### Exercise
Omit the pictures, then reproduce every remaining record exactly.

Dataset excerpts
-- start --

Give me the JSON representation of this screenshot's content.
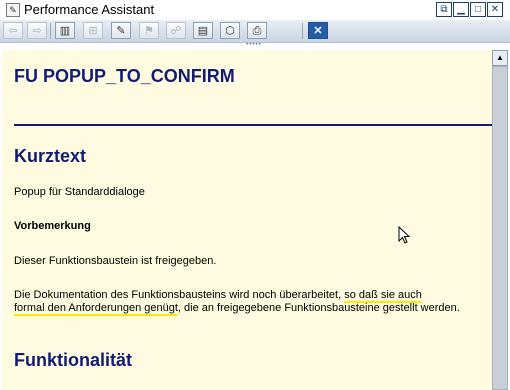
{
  "window": {
    "title": "Performance Assistant"
  },
  "titlebar_controls": [
    {
      "name": "restore-icon"
    },
    {
      "name": "minimize-icon"
    },
    {
      "name": "maximize-icon"
    },
    {
      "name": "close-icon"
    }
  ],
  "toolbar": {
    "buttons": [
      {
        "name": "back-arrow-icon",
        "glyph": "⇦",
        "enabled": false
      },
      {
        "name": "forward-arrow-icon",
        "glyph": "⇨",
        "enabled": false
      },
      {
        "name": "book-icon",
        "glyph": "▥",
        "enabled": true
      },
      {
        "name": "hierarchy-icon",
        "glyph": "⊞",
        "enabled": false
      },
      {
        "name": "edit-note-icon",
        "glyph": "✎",
        "enabled": true
      },
      {
        "name": "bookmark-icon",
        "glyph": "⚑",
        "enabled": false
      },
      {
        "name": "network-icon",
        "glyph": "☍",
        "enabled": false
      },
      {
        "name": "list-icon",
        "glyph": "▤",
        "enabled": true
      },
      {
        "name": "tag-icon",
        "glyph": "⬡",
        "enabled": true
      },
      {
        "name": "print-icon",
        "glyph": "⎙",
        "enabled": true
      },
      {
        "name": "close-window-icon",
        "glyph": "✕",
        "enabled": true
      }
    ]
  },
  "document": {
    "heading": "FU POPUP_TO_CONFIRM",
    "section_kurztext": "Kurztext",
    "kurztext_text": "Popup für Standarddialoge",
    "vorbemerkung_label": "Vorbemerkung",
    "vorbemerkung_text": "Dieser Funktionsbaustein ist freigegeben.",
    "doc_note": {
      "part1": "Die Dokumentation des Funktionsbausteins wird noch überarbeitet, ",
      "highlight1": "so daß sie auch",
      "highlight2": "formal den Anforderungen genügt",
      "part3": ", die an freigegebene Funktionsbausteine gestellt werden."
    },
    "section_funktionalitaet": "Funktionalität"
  },
  "colors": {
    "background": "#fffbe0",
    "heading": "#111d74",
    "highlight": "#ffea00"
  }
}
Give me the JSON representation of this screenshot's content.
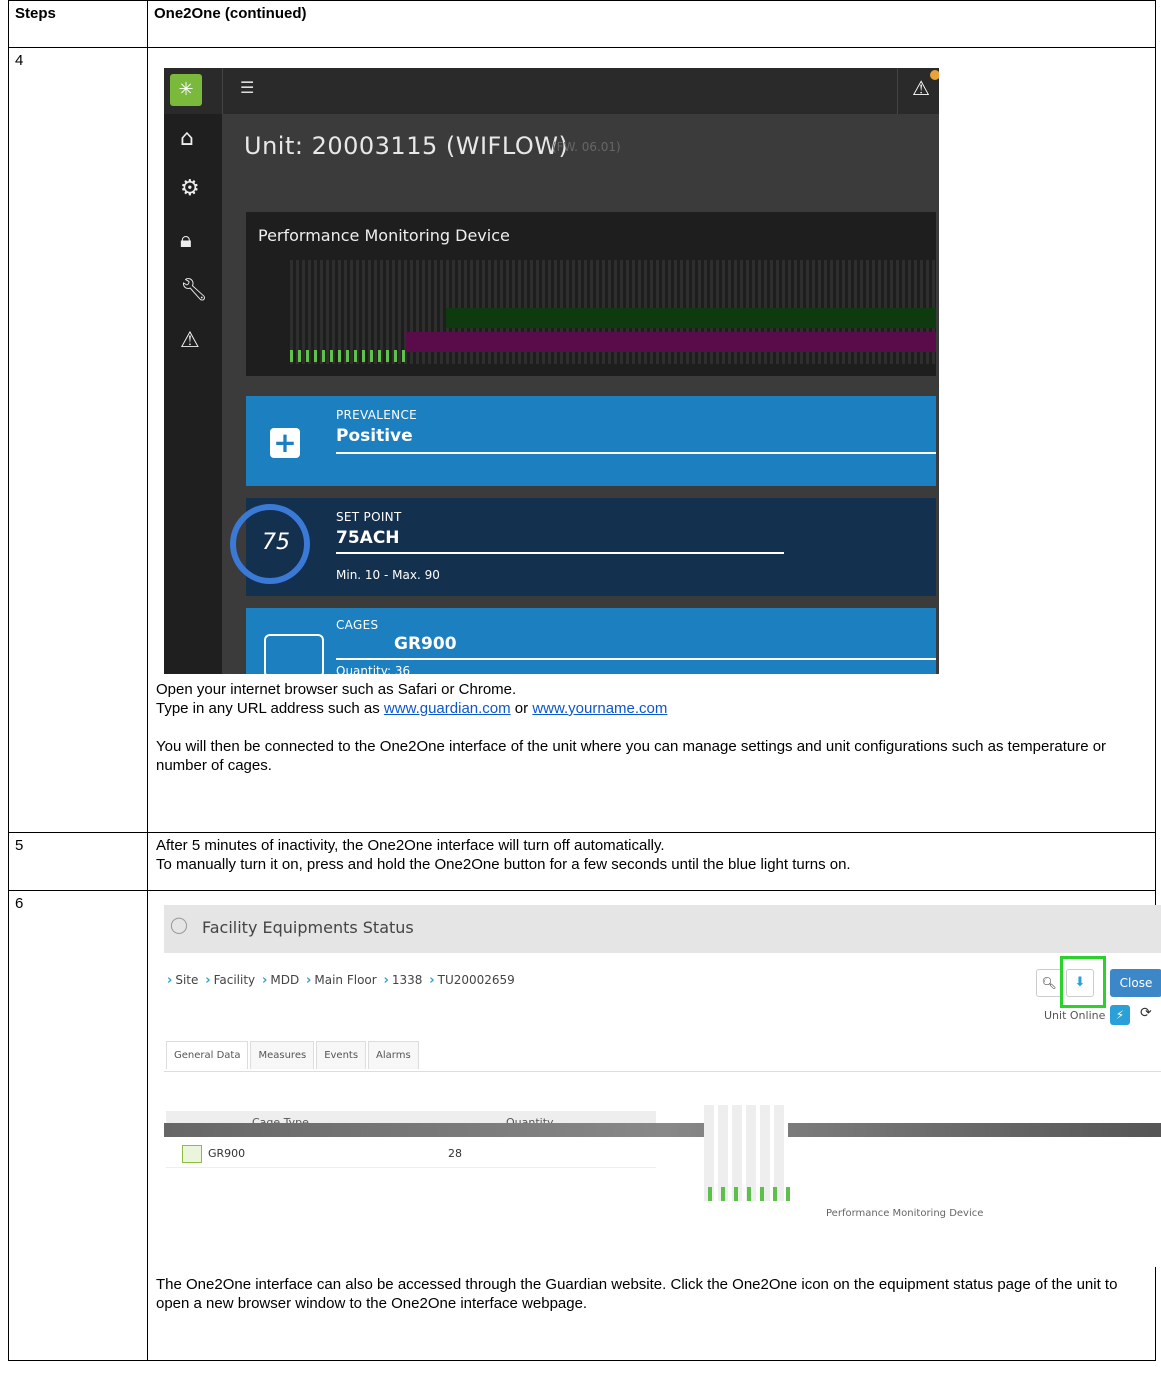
{
  "header": {
    "col1": "Steps",
    "col2": "One2One (continued)"
  },
  "rows": [
    {
      "step": "4",
      "screenshot": {
        "menu_icon": "hamburger-icon",
        "unit_title": "Unit: 20003115 (WIFLOW)",
        "firmware": "(FW. 06.01)",
        "perf_title": "Performance Monitoring Device",
        "prevalence_label": "PREVALENCE",
        "prevalence_value": "Positive",
        "setpoint_label": "SET POINT",
        "setpoint_value": "75ACH",
        "setpoint_gauge": "75",
        "setpoint_range": "Min. 10 - Max. 90",
        "cages_label": "CAGES",
        "cages_value": "GR900",
        "cages_quantity": "Quantity: 36",
        "accent": "#1c7fc0",
        "logo_color": "#7ab93b"
      },
      "text1": "Open your internet browser such as Safari or Chrome.",
      "text2_prefix": "Type in any URL address such as ",
      "link1": "www.guardian.com",
      "text2_mid": " or ",
      "link2": "www.yourname.com",
      "text3": "You will then be connected to the One2One interface of the unit where you can manage settings and unit configurations such as temperature or number of cages."
    },
    {
      "step": "5",
      "text1": "After 5 minutes of inactivity, the One2One interface will turn off automatically.",
      "text2": "To manually turn it on, press and hold the One2One button for a few seconds until the blue light turns on."
    },
    {
      "step": "6",
      "screenshot": {
        "title": "Facility Equipments Status",
        "breadcrumbs": [
          "Site",
          "Facility",
          "MDD",
          "Main Floor",
          "1338",
          "TU20002659"
        ],
        "close_label": "Close",
        "unit_online": "Unit Online",
        "tabs": [
          "General Data",
          "Measures",
          "Events",
          "Alarms"
        ],
        "col_cage_type": "Cage Type",
        "col_quantity": "Quantity",
        "cage_type": "GR900",
        "quantity": "28",
        "perf_caption": "Performance Monitoring Device",
        "highlight_color": "#2cd12c"
      },
      "text1": "The One2One interface can also be accessed through the Guardian website. Click the One2One icon on the equipment status page of the unit to open a new browser window to the One2One interface webpage."
    }
  ]
}
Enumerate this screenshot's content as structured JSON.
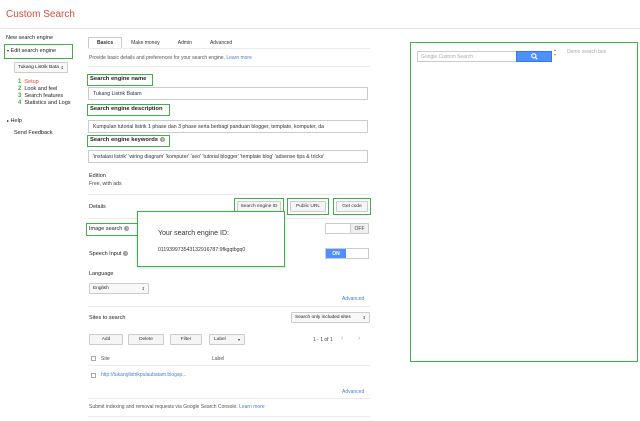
{
  "app": {
    "title": "Custom Search"
  },
  "sidebar": {
    "new_engine": "New search engine",
    "edit_engine": "Edit search engine",
    "engine_select": "Tukang Listrik Bata",
    "steps": [
      {
        "num": "1",
        "label": "Setup"
      },
      {
        "num": "2",
        "label": "Look and feel"
      },
      {
        "num": "3",
        "label": "Search features"
      },
      {
        "num": "4",
        "label": "Statistics and Logs"
      }
    ],
    "help": "Help",
    "feedback": "Send Feedback"
  },
  "tabs": [
    "Basics",
    "Make money",
    "Admin",
    "Advanced"
  ],
  "intro": {
    "text": "Provide basic details and preferences for your search engine.",
    "link": "Learn more"
  },
  "fields": {
    "name_label": "Search engine name",
    "name_value": "Tukang Listrik Batam",
    "desc_label": "Search engine description",
    "desc_value": "Kumpulan tutorial listrik 1 phase dan 3 phase serta berbagi panduan blogger, template, komputer, da",
    "keywords_label": "Search engine keywords",
    "keywords_value": "'instalasi listrik' 'wiring diagram' 'komputer' 'seo' 'tutorial blogger' 'template blog' 'adsense tips & tricks'"
  },
  "edition": {
    "label": "Edition",
    "value": "Free, with ads"
  },
  "details": {
    "label": "Details",
    "engine_id_btn": "Search engine ID",
    "public_url_btn": "Public URL",
    "get_code_btn": "Get code"
  },
  "popup": {
    "title": "Your search engine ID:",
    "id": "011939973543132916787:9fkgqtbgq0"
  },
  "image_search": {
    "label": "Image search",
    "state": "OFF"
  },
  "speech_input": {
    "label": "Speech Input",
    "state": "ON"
  },
  "language": {
    "label": "Language",
    "value": "English"
  },
  "advanced_link": "Advanced",
  "sites": {
    "label": "Sites to search",
    "filter_select": "Search only included sites",
    "add_btn": "Add",
    "delete_btn": "Delete",
    "filter_btn": "Filter",
    "label_btn": "Label",
    "pager": "1 - 1 of 1",
    "col_site": "Site",
    "col_label": "Label",
    "rows": [
      {
        "site": "http://tukanglistrikpulaubatam.blogsp..."
      }
    ],
    "advanced_link": "Advanced"
  },
  "footer": {
    "text": "Submit indexing and removal requests via Google Search Console.",
    "link": "Learn more"
  },
  "demo": {
    "placeholder": "Google Custom Search",
    "label": "Demo search box"
  },
  "colors": {
    "accent_red": "#dd4b39",
    "highlight_green": "#3db046",
    "button_blue": "#4d90fe"
  }
}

-- end --

### Solution for this task
Give me the JSON representation of this screenshot's content.
{
  "window": {
    "title": "Performance Assistant"
  },
  "titlebar_controls": [
    {
      "name": "restore-icon"
    },
    {
      "name": "minimize-icon"
    },
    {
      "name": "maximize-icon"
    },
    {
      "name": "close-icon"
    }
  ],
  "toolbar": {
    "buttons": [
      {
        "name": "back-arrow-icon",
        "glyph": "⇦",
        "enabled": false
      },
      {
        "name": "forward-arrow-icon",
        "glyph": "⇨",
        "enabled": false
      },
      {
        "name": "book-icon",
        "glyph": "▥",
        "enabled": true
      },
      {
        "name": "hierarchy-icon",
        "glyph": "⊞",
        "enabled": false
      },
      {
        "name": "edit-note-icon",
        "glyph": "✎",
        "enabled": true
      },
      {
        "name": "bookmark-icon",
        "glyph": "⚑",
        "enabled": false
      },
      {
        "name": "network-icon",
        "glyph": "☍",
        "enabled": false
      },
      {
        "name": "list-icon",
        "glyph": "▤",
        "enabled": true
      },
      {
        "name": "tag-icon",
        "glyph": "⬡",
        "enabled": true
      },
      {
        "name": "print-icon",
        "glyph": "⎙",
        "enabled": true
      },
      {
        "name": "close-window-icon",
        "glyph": "✕",
        "enabled": true
      }
    ]
  },
  "document": {
    "heading": "FU POPUP_TO_CONFIRM",
    "section_kurztext": "Kurztext",
    "kurztext_text": "Popup für Standarddialoge",
    "vorbemerkung_label": "Vorbemerkung",
    "vorbemerkung_text": "Dieser Funktionsbaustein ist freigegeben.",
    "doc_note": {
      "part1": "Die Dokumentation des Funktionsbausteins wird noch überarbeitet, ",
      "highlight1": "so daß sie auch",
      "highlight2": "formal den Anforderungen genügt",
      "part3": ", die an freigegebene Funktionsbausteine gestellt werden."
    },
    "section_funktionalitaet": "Funktionalität"
  },
  "colors": {
    "background": "#fffbe0",
    "heading": "#111d74",
    "highlight": "#ffea00"
  }
}
Give me the JSON representation of this screenshot's content.
{
  "header": {
    "col1": "Steps",
    "col2": "One2One (continued)"
  },
  "rows": [
    {
      "step": "4",
      "screenshot": {
        "menu_icon": "hamburger-icon",
        "unit_title": "Unit: 20003115 (WIFLOW)",
        "firmware": "(FW. 06.01)",
        "perf_title": "Performance Monitoring Device",
        "prevalence_label": "PREVALENCE",
        "prevalence_value": "Positive",
        "setpoint_label": "SET POINT",
        "setpoint_value": "75ACH",
        "setpoint_gauge": "75",
        "setpoint_range": "Min. 10 - Max. 90",
        "cages_label": "CAGES",
        "cages_value": "GR900",
        "cages_quantity": "Quantity: 36",
        "accent": "#1c7fc0",
        "logo_color": "#7ab93b"
      },
      "text1": "Open your internet browser such as Safari or Chrome.",
      "text2_prefix": "Type in any URL address such as ",
      "link1": "www.guardian.com",
      "text2_mid": " or ",
      "link2": "www.yourname.com",
      "text3": "You will then be connected to the One2One interface of the unit where you can manage settings and unit configurations such as temperature or number of cages."
    },
    {
      "step": "5",
      "text1": "After 5 minutes of inactivity, the One2One interface will turn off automatically.",
      "text2": "To manually turn it on, press and hold the One2One button for a few seconds until the blue light turns on."
    },
    {
      "step": "6",
      "screenshot": {
        "title": "Facility Equipments Status",
        "breadcrumbs": [
          "Site",
          "Facility",
          "MDD",
          "Main Floor",
          "1338",
          "TU20002659"
        ],
        "close_label": "Close",
        "unit_online": "Unit Online",
        "tabs": [
          "General Data",
          "Measures",
          "Events",
          "Alarms"
        ],
        "col_cage_type": "Cage Type",
        "col_quantity": "Quantity",
        "cage_type": "GR900",
        "quantity": "28",
        "perf_caption": "Performance Monitoring Device",
        "highlight_color": "#2cd12c"
      },
      "text1": "The One2One interface can also be accessed through the Guardian website. Click the One2One icon on the equipment status page of the unit to open a new browser window to the One2One interface webpage."
    }
  ]
}
Enumerate this screenshot's content as structured JSON.
{
  "app": {
    "title": "Custom Search"
  },
  "sidebar": {
    "new_engine": "New search engine",
    "edit_engine": "Edit search engine",
    "engine_select": "Tukang Listrik Bata",
    "steps": [
      {
        "num": "1",
        "label": "Setup"
      },
      {
        "num": "2",
        "label": "Look and feel"
      },
      {
        "num": "3",
        "label": "Search features"
      },
      {
        "num": "4",
        "label": "Statistics and Logs"
      }
    ],
    "help": "Help",
    "feedback": "Send Feedback"
  },
  "tabs": [
    "Basics",
    "Make money",
    "Admin",
    "Advanced"
  ],
  "intro": {
    "text": "Provide basic details and preferences for your search engine.",
    "link": "Learn more"
  },
  "fields": {
    "name_label": "Search engine name",
    "name_value": "Tukang Listrik Batam",
    "desc_label": "Search engine description",
    "desc_value": "Kumpulan tutorial listrik 1 phase dan 3 phase serta berbagi panduan blogger, template, komputer, da",
    "keywords_label": "Search engine keywords",
    "keywords_value": "'instalasi listrik' 'wiring diagram' 'komputer' 'seo' 'tutorial blogger' 'template blog' 'adsense tips & tricks'"
  },
  "edition": {
    "label": "Edition",
    "value": "Free, with ads"
  },
  "details": {
    "label": "Details",
    "engine_id_btn": "Search engine ID",
    "public_url_btn": "Public URL",
    "get_code_btn": "Get code"
  },
  "popup": {
    "title": "Your search engine ID:",
    "id": "011939973543132916787:9fkgqtbgq0"
  },
  "image_search": {
    "label": "Image search",
    "state": "OFF"
  },
  "speech_input": {
    "label": "Speech Input",
    "state": "ON"
  },
  "language": {
    "label": "Language",
    "value": "English"
  },
  "advanced_link": "Advanced",
  "sites": {
    "label": "Sites to search",
    "filter_select": "Search only included sites",
    "add_btn": "Add",
    "delete_btn": "Delete",
    "filter_btn": "Filter",
    "label_btn": "Label",
    "pager": "1 - 1 of 1",
    "col_site": "Site",
    "col_label": "Label",
    "rows": [
      {
        "site": "http://tukanglistrikpulaubatam.blogsp..."
      }
    ],
    "advanced_link": "Advanced"
  },
  "footer": {
    "text": "Submit indexing and removal requests via Google Search Console.",
    "link": "Learn more"
  },
  "demo": {
    "placeholder": "Google Custom Search",
    "label": "Demo search box"
  },
  "colors": {
    "accent_red": "#dd4b39",
    "highlight_green": "#3db046",
    "button_blue": "#4d90fe"
  }
}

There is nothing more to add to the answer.